● Prompt: Please turn the stretch from the start of the material through the line containing "- shift-label-from: 2: [421, 205, 432, 227]", including that line, into a JSON list of strings with one string per line, leaving out any blank lines.

--*--

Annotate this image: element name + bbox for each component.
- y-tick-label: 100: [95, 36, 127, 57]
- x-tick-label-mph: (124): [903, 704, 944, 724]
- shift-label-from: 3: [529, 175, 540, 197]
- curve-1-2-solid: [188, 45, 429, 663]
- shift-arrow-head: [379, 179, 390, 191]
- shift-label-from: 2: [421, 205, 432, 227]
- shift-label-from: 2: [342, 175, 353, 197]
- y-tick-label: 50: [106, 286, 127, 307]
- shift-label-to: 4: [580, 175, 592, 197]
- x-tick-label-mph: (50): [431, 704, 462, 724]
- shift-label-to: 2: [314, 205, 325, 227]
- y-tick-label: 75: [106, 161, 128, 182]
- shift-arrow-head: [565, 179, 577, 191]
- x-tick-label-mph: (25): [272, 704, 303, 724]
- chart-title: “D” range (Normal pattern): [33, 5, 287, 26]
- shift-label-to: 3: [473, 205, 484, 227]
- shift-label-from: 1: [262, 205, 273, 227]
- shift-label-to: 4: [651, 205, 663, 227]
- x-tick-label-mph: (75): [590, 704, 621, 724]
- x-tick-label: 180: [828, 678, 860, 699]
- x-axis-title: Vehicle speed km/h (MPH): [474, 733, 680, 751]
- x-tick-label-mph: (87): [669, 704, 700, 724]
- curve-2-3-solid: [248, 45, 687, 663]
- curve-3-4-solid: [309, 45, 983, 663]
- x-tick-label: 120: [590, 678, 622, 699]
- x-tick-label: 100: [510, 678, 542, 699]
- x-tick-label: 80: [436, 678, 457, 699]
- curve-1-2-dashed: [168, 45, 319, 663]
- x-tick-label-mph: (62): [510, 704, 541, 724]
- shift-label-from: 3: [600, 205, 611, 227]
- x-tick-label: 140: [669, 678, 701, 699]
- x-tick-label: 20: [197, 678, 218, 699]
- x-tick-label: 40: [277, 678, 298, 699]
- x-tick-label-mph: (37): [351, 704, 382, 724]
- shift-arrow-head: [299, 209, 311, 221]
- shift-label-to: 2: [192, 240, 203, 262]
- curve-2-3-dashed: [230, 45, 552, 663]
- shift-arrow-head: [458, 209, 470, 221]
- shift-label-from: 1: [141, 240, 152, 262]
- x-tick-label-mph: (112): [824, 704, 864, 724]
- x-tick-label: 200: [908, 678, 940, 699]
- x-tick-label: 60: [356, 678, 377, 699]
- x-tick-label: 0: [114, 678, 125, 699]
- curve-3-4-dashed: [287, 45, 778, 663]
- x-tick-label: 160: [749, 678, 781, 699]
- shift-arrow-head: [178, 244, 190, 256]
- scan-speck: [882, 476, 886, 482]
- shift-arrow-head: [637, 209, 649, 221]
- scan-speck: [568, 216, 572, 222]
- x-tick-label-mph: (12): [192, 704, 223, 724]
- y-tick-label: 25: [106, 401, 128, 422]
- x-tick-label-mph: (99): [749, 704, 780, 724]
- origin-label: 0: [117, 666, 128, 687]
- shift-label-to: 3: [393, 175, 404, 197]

--*--

● Written response:
[
  "Annotate this image: element name + bbox for each component.",
  "- y-tick-label: 100: [95, 36, 127, 57]",
  "- x-tick-label-mph: (124): [903, 704, 944, 724]",
  "- shift-label-from: 3: [529, 175, 540, 197]",
  "- curve-1-2-solid: [188, 45, 429, 663]",
  "- shift-arrow-head: [379, 179, 390, 191]",
  "- shift-label-from: 2: [421, 205, 432, 227]"
]